_OBJECTIVE_: Copy out every line that contains the word "marker".

_PROVIDED DATA_:
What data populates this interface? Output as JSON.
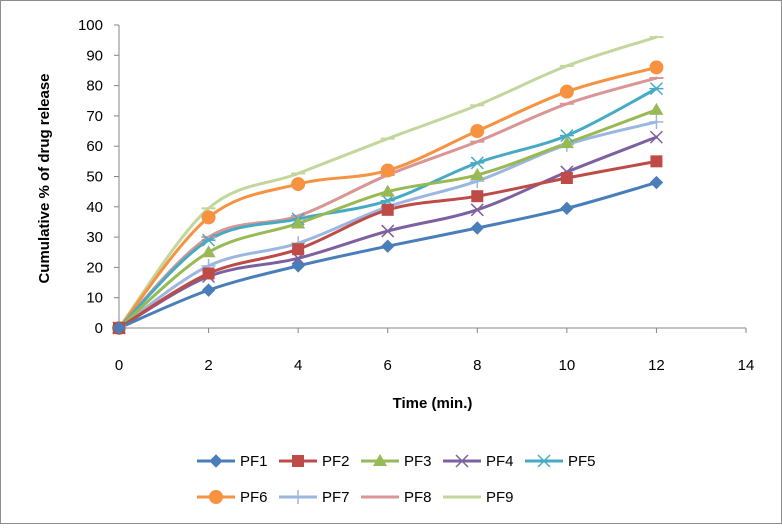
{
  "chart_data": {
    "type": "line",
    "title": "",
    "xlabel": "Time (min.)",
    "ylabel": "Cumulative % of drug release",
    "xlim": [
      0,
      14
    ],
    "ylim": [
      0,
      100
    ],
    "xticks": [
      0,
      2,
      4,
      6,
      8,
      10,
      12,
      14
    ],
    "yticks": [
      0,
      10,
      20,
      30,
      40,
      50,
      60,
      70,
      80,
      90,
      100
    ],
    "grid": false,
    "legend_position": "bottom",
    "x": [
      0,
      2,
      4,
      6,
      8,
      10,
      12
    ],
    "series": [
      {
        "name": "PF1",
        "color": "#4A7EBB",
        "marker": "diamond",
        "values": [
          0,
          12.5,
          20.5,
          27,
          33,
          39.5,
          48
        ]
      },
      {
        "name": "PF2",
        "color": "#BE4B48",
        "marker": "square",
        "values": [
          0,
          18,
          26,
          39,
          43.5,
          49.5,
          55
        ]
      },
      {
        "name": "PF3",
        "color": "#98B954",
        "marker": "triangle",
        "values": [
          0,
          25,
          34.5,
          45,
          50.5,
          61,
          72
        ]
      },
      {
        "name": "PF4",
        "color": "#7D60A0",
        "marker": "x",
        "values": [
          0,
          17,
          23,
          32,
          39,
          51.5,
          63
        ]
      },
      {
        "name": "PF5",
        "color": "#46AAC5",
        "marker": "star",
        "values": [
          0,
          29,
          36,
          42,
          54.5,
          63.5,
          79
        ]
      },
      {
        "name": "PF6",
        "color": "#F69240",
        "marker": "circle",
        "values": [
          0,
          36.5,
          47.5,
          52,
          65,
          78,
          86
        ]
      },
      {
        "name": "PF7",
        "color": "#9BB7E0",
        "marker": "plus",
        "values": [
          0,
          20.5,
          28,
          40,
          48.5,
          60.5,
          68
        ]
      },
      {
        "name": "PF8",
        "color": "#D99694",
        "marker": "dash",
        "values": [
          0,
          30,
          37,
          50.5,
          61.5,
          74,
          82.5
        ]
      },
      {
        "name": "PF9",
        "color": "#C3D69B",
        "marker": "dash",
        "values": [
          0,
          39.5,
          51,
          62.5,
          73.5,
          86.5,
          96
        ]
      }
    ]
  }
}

_FINAL RESULT_:
        "marker": "diamond",
        "marker": "square",
        "marker": "triangle",
        "marker": "x",
        "marker": "star",
        "marker": "circle",
        "marker": "plus",
        "marker": "dash",
        "marker": "dash",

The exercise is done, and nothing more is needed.